◆ PROBLEM ◆
Write out the entries again exactly as they are given.

◆ ENTRIES SHOWN ◆

-=-=-

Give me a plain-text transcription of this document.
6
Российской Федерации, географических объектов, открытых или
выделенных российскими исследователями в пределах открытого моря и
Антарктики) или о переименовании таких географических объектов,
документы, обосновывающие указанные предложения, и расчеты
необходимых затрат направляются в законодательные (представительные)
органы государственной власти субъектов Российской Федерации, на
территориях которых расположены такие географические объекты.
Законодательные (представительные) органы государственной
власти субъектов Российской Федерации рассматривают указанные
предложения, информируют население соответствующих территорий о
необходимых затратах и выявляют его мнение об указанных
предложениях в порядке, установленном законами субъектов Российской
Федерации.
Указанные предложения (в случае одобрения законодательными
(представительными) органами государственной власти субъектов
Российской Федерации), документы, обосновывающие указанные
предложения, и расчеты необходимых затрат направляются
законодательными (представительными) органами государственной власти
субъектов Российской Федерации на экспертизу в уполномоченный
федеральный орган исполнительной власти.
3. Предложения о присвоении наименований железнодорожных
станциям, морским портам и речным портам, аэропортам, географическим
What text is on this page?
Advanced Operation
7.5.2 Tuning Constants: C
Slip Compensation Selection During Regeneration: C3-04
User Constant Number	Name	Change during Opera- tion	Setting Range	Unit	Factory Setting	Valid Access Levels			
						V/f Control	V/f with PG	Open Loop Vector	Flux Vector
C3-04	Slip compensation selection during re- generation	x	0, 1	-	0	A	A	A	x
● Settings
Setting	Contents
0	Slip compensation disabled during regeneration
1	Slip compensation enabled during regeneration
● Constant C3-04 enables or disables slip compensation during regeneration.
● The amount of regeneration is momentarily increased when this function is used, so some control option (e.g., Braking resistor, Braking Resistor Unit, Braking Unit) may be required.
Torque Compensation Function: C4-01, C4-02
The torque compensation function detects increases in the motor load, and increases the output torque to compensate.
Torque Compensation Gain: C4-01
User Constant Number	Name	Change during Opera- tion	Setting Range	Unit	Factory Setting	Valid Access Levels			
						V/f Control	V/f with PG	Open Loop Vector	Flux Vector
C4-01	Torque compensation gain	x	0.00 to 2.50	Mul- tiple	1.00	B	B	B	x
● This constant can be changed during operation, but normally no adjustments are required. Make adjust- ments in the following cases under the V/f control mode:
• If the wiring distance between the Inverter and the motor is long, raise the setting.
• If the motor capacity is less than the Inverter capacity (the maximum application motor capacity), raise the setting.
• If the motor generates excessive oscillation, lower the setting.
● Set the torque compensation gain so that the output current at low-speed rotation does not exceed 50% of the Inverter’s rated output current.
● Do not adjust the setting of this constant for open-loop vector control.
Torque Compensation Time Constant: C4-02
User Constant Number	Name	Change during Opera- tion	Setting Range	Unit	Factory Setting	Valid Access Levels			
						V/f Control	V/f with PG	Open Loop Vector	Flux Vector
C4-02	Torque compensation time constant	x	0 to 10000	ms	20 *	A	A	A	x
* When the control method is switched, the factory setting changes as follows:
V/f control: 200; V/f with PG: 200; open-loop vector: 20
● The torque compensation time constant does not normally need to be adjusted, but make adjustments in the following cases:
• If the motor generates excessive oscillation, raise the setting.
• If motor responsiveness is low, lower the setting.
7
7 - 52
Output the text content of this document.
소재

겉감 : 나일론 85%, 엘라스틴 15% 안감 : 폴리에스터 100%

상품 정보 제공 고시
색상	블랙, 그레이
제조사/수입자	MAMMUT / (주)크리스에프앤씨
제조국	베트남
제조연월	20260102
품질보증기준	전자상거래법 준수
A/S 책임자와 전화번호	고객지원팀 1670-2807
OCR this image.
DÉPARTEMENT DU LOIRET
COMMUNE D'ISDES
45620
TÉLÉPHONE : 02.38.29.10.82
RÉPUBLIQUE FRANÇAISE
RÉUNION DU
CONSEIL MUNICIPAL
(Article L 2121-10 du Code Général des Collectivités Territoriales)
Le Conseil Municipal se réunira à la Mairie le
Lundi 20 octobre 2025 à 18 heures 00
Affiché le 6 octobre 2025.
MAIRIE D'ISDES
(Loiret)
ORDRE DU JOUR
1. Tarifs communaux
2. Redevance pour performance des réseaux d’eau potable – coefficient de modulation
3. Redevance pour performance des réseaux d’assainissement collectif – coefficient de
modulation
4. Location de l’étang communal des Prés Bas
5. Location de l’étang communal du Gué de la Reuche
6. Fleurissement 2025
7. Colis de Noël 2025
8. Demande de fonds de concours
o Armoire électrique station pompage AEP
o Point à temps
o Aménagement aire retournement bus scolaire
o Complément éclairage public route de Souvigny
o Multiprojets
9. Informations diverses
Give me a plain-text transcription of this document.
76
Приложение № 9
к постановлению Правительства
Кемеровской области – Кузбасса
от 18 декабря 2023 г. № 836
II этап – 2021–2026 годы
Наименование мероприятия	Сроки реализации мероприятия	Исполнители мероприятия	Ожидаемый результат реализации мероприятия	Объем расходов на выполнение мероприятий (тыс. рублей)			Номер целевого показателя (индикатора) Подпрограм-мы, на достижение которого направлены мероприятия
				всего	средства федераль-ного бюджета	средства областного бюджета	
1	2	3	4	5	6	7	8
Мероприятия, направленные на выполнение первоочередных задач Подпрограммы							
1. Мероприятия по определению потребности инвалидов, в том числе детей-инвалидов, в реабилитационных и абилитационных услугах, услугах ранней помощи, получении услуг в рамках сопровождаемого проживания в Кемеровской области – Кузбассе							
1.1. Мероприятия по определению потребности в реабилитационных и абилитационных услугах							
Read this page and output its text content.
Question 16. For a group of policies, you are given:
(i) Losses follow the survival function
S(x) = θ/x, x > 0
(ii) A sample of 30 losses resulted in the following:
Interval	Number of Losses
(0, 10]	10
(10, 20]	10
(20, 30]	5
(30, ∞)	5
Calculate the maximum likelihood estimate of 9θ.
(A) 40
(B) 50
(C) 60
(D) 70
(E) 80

-=-=-

◆ PROBLEM SOLUTION ◆
Give me a plain-text transcription of this document.
6
Российской Федерации, географических объектов, открытых или
выделенных российскими исследователями в пределах открытого моря и
Антарктики) или о переименовании таких географических объектов,
документы, обосновывающие указанные предложения, и расчеты
необходимых затрат направляются в законодательные (представительные)
органы государственной власти субъектов Российской Федерации, на
территориях которых расположены такие географические объекты.
Законодательные (представительные) органы государственной
власти субъектов Российской Федерации рассматривают указанные
предложения, информируют население соответствующих территорий о
необходимых затратах и выявляют его мнение об указанных
предложениях в порядке, установленном законами субъектов Российской
Федерации.
Указанные предложения (в случае одобрения законодательными
(представительными) органами государственной власти субъектов
Российской Федерации), документы, обосновывающие указанные
предложения, и расчеты необходимых затрат направляются
законодательными (представительными) органами государственной власти
субъектов Российской Федерации на экспертизу в уполномоченный
федеральный орган исполнительной власти.
3. Предложения о присвоении наименований железнодорожных
станциям, морским портам и речным портам, аэропортам, географическим
What text is on this page?
Advanced Operation
7.5.2 Tuning Constants: C
Slip Compensation Selection During Regeneration: C3-04
User Constant Number	Name	Change during Opera- tion	Setting Range	Unit	Factory Setting	Valid Access Levels			
						V/f Control	V/f with PG	Open Loop Vector	Flux Vector
C3-04	Slip compensation selection during re- generation	x	0, 1	-	0	A	A	A	x
● Settings
Setting	Contents
0	Slip compensation disabled during regeneration
1	Slip compensation enabled during regeneration
● Constant C3-04 enables or disables slip compensation during regeneration.
● The amount of regeneration is momentarily increased when this function is used, so some control option (e.g., Braking resistor, Braking Resistor Unit, Braking Unit) may be required.
Torque Compensation Function: C4-01, C4-02
The torque compensation function detects increases in the motor load, and increases the output torque to compensate.
Torque Compensation Gain: C4-01
User Constant Number	Name	Change during Opera- tion	Setting Range	Unit	Factory Setting	Valid Access Levels			
						V/f Control	V/f with PG	Open Loop Vector	Flux Vector
C4-01	Torque compensation gain	x	0.00 to 2.50	Mul- tiple	1.00	B	B	B	x
● This constant can be changed during operation, but normally no adjustments are required. Make adjust- ments in the following cases under the V/f control mode:
• If the wiring distance between the Inverter and the motor is long, raise the setting.
• If the motor capacity is less than the Inverter capacity (the maximum application motor capacity), raise the setting.
• If the motor generates excessive oscillation, lower the setting.
● Set the torque compensation gain so that the output current at low-speed rotation does not exceed 50% of the Inverter’s rated output current.
● Do not adjust the setting of this constant for open-loop vector control.
Torque Compensation Time Constant: C4-02
User Constant Number	Name	Change during Opera- tion	Setting Range	Unit	Factory Setting	Valid Access Levels			
						V/f Control	V/f with PG	Open Loop Vector	Flux Vector
C4-02	Torque compensation time constant	x	0 to 10000	ms	20 *	A	A	A	x
* When the control method is switched, the factory setting changes as follows:
V/f control: 200; V/f with PG: 200; open-loop vector: 20
● The torque compensation time constant does not normally need to be adjusted, but make adjustments in the following cases:
• If the motor generates excessive oscillation, raise the setting.
• If motor responsiveness is low, lower the setting.
7
7 - 52
Output the text content of this document.
소재

겉감 : 나일론 85%, 엘라스틴 15% 안감 : 폴리에스터 100%

상품 정보 제공 고시
색상	블랙, 그레이
제조사/수입자	MAMMUT / (주)크리스에프앤씨
제조국	베트남
제조연월	20260102
품질보증기준	전자상거래법 준수
A/S 책임자와 전화번호	고객지원팀 1670-2807
OCR this image.
DÉPARTEMENT DU LOIRET
COMMUNE D'ISDES
45620
TÉLÉPHONE : 02.38.29.10.82
RÉPUBLIQUE FRANÇAISE
RÉUNION DU
CONSEIL MUNICIPAL
(Article L 2121-10 du Code Général des Collectivités Territoriales)
Le Conseil Municipal se réunira à la Mairie le
Lundi 20 octobre 2025 à 18 heures 00
Affiché le 6 octobre 2025.
MAIRIE D'ISDES
(Loiret)
ORDRE DU JOUR
1. Tarifs communaux
2. Redevance pour performance des réseaux d’eau potable – coefficient de modulation
3. Redevance pour performance des réseaux d’assainissement collectif – coefficient de
modulation
4. Location de l’étang communal des Prés Bas
5. Location de l’étang communal du Gué de la Reuche
6. Fleurissement 2025
7. Colis de Noël 2025
8. Demande de fonds de concours
o Armoire électrique station pompage AEP
o Point à temps
o Aménagement aire retournement bus scolaire
o Complément éclairage public route de Souvigny
o Multiprojets
9. Informations diverses
Give me a plain-text transcription of this document.
76
Приложение № 9
к постановлению Правительства
Кемеровской области – Кузбасса
от 18 декабря 2023 г. № 836
II этап – 2021–2026 годы
Наименование мероприятия	Сроки реализации мероприятия	Исполнители мероприятия	Ожидаемый результат реализации мероприятия	Объем расходов на выполнение мероприятий (тыс. рублей)			Номер целевого показателя (индикатора) Подпрограм-мы, на достижение которого направлены мероприятия
				всего	средства федераль-ного бюджета	средства областного бюджета	
1	2	3	4	5	6	7	8
Мероприятия, направленные на выполнение первоочередных задач Подпрограммы							
1. Мероприятия по определению потребности инвалидов, в том числе детей-инвалидов, в реабилитационных и абилитационных услугах, услугах ранней помощи, получении услуг в рамках сопровождаемого проживания в Кемеровской области – Кузбассе							
1.1. Мероприятия по определению потребности в реабилитационных и абилитационных услугах							
Read this page and output its text content.
Question 16. For a group of policies, you are given:
(i) Losses follow the survival function
S(x) = θ/x, x > 0
(ii) A sample of 30 losses resulted in the following:
Interval	Number of Losses
(0, 10]	10
(10, 20]	10
(20, 30]	5
(30, ∞)	5
Calculate the maximum likelihood estimate of 9θ.
(A) 40
(B) 50
(C) 60
(D) 70
(E) 80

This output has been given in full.